PROBLEM DESCRIPTION >>
From the records below, pull each line that has "year".

Stored data entries >>

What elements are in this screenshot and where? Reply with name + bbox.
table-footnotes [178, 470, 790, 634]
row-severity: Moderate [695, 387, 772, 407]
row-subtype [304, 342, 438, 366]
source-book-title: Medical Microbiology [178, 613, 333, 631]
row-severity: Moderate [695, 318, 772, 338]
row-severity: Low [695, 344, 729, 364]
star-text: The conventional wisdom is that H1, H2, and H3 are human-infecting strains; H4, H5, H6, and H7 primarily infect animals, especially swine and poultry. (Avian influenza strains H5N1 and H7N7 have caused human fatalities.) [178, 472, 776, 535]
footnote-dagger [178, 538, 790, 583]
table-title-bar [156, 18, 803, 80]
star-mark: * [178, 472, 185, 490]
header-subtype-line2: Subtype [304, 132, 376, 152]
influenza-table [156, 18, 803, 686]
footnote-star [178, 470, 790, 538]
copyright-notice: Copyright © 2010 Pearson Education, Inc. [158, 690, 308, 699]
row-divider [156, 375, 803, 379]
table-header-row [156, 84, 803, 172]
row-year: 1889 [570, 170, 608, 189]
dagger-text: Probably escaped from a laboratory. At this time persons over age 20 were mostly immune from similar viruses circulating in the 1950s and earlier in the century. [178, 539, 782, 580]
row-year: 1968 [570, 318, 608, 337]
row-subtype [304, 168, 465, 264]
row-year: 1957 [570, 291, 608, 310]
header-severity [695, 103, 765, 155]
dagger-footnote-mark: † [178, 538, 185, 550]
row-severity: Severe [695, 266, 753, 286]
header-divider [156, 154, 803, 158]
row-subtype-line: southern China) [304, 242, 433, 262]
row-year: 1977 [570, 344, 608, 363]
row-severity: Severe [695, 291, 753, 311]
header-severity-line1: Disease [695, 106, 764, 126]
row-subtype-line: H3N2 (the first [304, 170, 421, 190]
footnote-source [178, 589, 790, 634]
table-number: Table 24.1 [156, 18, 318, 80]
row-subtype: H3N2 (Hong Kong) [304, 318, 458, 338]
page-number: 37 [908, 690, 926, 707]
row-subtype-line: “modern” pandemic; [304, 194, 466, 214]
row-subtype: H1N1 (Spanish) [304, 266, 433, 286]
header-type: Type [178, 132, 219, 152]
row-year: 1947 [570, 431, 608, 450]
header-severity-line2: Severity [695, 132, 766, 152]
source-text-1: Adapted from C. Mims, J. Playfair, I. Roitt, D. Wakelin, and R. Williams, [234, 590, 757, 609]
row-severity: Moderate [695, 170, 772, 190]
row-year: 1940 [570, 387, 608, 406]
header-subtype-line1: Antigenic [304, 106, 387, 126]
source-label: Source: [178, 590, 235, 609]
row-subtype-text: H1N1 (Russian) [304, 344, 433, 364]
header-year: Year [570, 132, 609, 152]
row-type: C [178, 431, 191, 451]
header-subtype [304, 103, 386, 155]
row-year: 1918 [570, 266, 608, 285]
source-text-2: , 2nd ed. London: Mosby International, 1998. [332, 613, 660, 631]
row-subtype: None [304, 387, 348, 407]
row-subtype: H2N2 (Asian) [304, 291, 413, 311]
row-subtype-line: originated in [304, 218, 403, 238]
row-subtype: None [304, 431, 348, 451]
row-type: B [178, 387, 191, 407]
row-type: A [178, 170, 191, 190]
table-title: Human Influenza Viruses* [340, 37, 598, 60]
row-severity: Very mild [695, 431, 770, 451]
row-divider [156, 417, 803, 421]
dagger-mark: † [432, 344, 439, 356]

TASK OUTPUT >>
row-year: 1889 [570, 170, 608, 189]
row-year: 1968 [570, 318, 608, 337]
row-year: 1957 [570, 291, 608, 310]
row-year: 1977 [570, 344, 608, 363]
row-year: 1947 [570, 431, 608, 450]
row-year: 1940 [570, 387, 608, 406]
header-year: Year [570, 132, 609, 152]
row-year: 1918 [570, 266, 608, 285]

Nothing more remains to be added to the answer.